What needs to be done:
Carry on writing the mailing-list message about AudioNode ownership from the point at which it stops.

Excerpted text:
++++++++

- From: Chris Rogers <crogers@google.com>
- Date: Wed, 16 Jun 2010 12:21:36 -0700
- To: Jer Noble <jer.noble@apple.com>
- Cc: public-xg-audio@w3.org
- Message-ID: <AANLkTinwCh8TX0ouQ2AJ3mcosM31NQMvNWtxDA8cLC0h@mail.gmail.com>
Hi Jer, it might be easiest to discuss these ideas offline. It'd be great
to look at it together at a whiteboard, then we can get back to the group
with our results.
On Tue, Jun 15, 2010 at 5:20 PM, Jer Noble <jer.noble@apple.com> wrote:
>
> On Jun 15, 2010, at 3:51 PM, Chris Rogers wrote:
>
> Hi Jer, thanks for your comments. I'll try to address the points you bring
> up:
>
>
>
>> Hi Chris,
>>
>> I'm in the midst of reviewing your spec, and I have a few comments and
>> suggestions:
>>
>>
>> - *Ownership*
>>
>>
>> Building the concept of lifetime-management into the API for AudioNodes
>> seems unnecessary. Each language has its own lifetime-management concepts,
>> and in at least one case (JavaScript) the language lifetime-management will
>> directly contradict the "ownership" model defined here. For example, in
>> JavaScript the direction of the "owner" reference implies that the AudioNode
>> owns its "owner", not vice versa.
>>
>>
> I think the idea of ownership is important and I'll try to explain why.
> There's a difference between the javascript object (the AudioNode) and its
> underlying C++ object which implements its behavior. The ownership for the
> javascript object itself behaves exactly the same as other javascript
> objects with reference counting and garbage collection. However, the
> underlying/backing C++ object may (in some cases) persist after the
> javascript object no longer exists. For example, consider the simple case
> of triggering a sound to play with the following javascript:
>
>
> function playSound() {
> var source = context.createBufferSource();
> source.buffer = dogBarkingBuffer;
> source.connect(context.output);
> source.noteOn(0);
> }
>
> The javascript object *source* may be garbage collected immediately after
> playSound() is called, but the underlying C++ object representing it may
> very well still be connected to the rendering graph generating the sound of
> the barking dog. At some later time when the sound has finished playing, it
> will automatically be removed from the rendering graph in the realtime
> thread (which is running asynchronously from the javascript thread). So,
> strictly speaking the idea of *ownership *comes into play more at the
> level of the underlying C++ objects and not the javascript objects
> themselves. If you keep these ideas in mind while looking at my dynamic
> lifetime example in the specification, maybe things will make a bit more
> sense.

++++++++

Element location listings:
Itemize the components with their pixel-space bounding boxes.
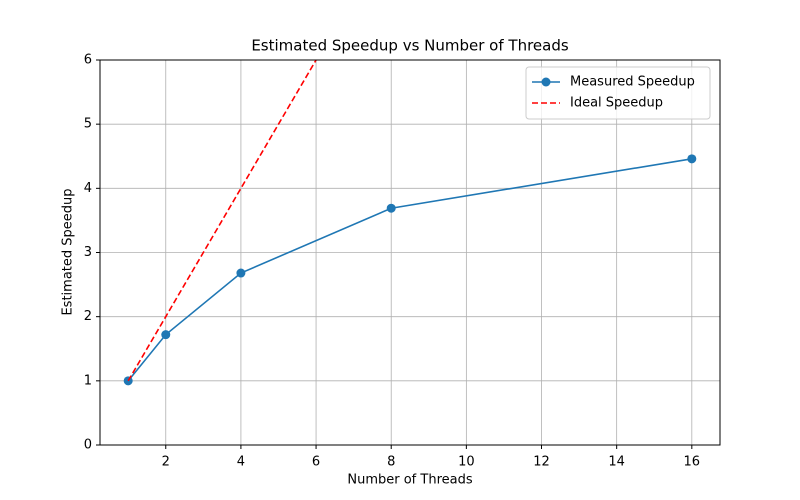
y-tick-label: 1: [84, 373, 92, 388]
series-line: [127, 60, 317, 382]
y-axis-label: Estimated Speedup: [61, 188, 76, 315]
y-tick-label: 3: [84, 245, 92, 260]
x-tick-label: 6: [312, 455, 320, 470]
chart-title: Estimated Speedup vs Number of Threads: [251, 37, 569, 55]
legend: Measured Speedup Ideal Speedup: [525, 66, 711, 120]
point: [161, 330, 171, 340]
x-tick-label: 12: [533, 455, 550, 470]
plot-area: [123, 60, 697, 386]
x-tick-label: 2: [162, 455, 170, 470]
series-line: [127, 158, 692, 382]
legend-marker: [541, 77, 551, 87]
y-tick-label: 0: [84, 438, 92, 453]
point: [386, 203, 396, 213]
x-tick-label: 16: [684, 455, 701, 470]
y-tick-label: 2: [84, 309, 92, 324]
x-tick-label: 8: [387, 455, 395, 470]
x-tick-label: 14: [608, 455, 625, 470]
y-tick-label: 6: [84, 53, 92, 68]
legend-label: Ideal Speedup: [570, 96, 663, 111]
legend-box: [525, 66, 711, 120]
y-tick-label: 4: [84, 181, 92, 196]
x-tick-label: 10: [458, 455, 475, 470]
point: [687, 154, 697, 164]
legend-label: Measured Speedup: [570, 75, 695, 90]
point: [236, 268, 246, 278]
x-tick-label: 4: [237, 455, 245, 470]
y-tick-label: 5: [84, 117, 92, 132]
x-axis-label: Number of Threads: [347, 473, 472, 488]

++++++++

Task answer:
>
>
> Even in that case, the "ownership" seems like an underlying implementation
> detail. If the C++ object can live on after the JavaScript GC has "deleted"
> the JS object, then is the lifetime management concept of the "owner" (as
> exposed in JavaScript) really necessary?
>
> Because it seems like in JavaScript, you already have the ability to create
> one-shot, self-destructing AudioNodes, and the concept of "ownership" is as
> easy to implement as adding a global "var" pointing to an AudioNode. In
> fact, without the "owner" concept, your dynamic lifetime example would work
> exactly the same:
>
> function playSound() {
> var oneShotSound = context.createBufferSource();
> oneShotSound.buffer = dogBarkingBuffer;
>
> // Pass the oneShotSound as the owner so the filter, panner,
> // and mixer input will go away when the sound is done.
> var lowpass = context.createLowPass2Filter(); // no owner
> var panner = context.createPanner(); // no owner
> var mixerInput2 = mixer.createInput(); // no owner
>
> // Make connections
> oneShotSound.connect(lowpass);
> lowpass.connect(panner);
> panner.connect(mixerInput2); // this used to read: panner.connect(mixer)
>
> panner.listener = listener;
>
> oneShotSound.noteOn(0.75);
> }
>
>
> I've modified the example to remove the "owner" params to the constructor
> functions. At the point where "oneShotSound.noteOn(0.75)" is called, there
> is a local reference to *oneShotSound*, *lowpass*, *panner*, *mixer*, and
> *mixerInput2*. Once playSound() returns, those references disappear. *
> oneShotSound* could be immediately GC'd, but it seems to make more sense
> that *oneShotSound* holds a reference to itself as long as it's playing
> (or is scheduled to play).
>
> At some time in the future, the scheduled noteOn() finishes. It releases
> the reference to itself, and thus no one has a reference to *oneShotSound*any longer, so it is GC'd.
> *oneShotSound* was the only holder of a reference to *lowPass*, so *
> lowPass* is GC'd. *lowPass* was the only holder of a reference to *panner
> *, so *panner* is GC'd. And so on.
>
> The end result is that all the filters and sources created inside
> playSound() are removed from the graph as soon as *oneShotSound* finishes
> playing. Which is exactly the same behavior as when the filters have an
> explicit owner. So, I don't see that exposing an "owner" property adds any
> functionality.
>
>
> Additionally, it seems that it's currently impossible to change the "owner"
>> of an AudioNode after that node has been created. Was the "owner" attribute
>> left out of the AudioNode API purposefully?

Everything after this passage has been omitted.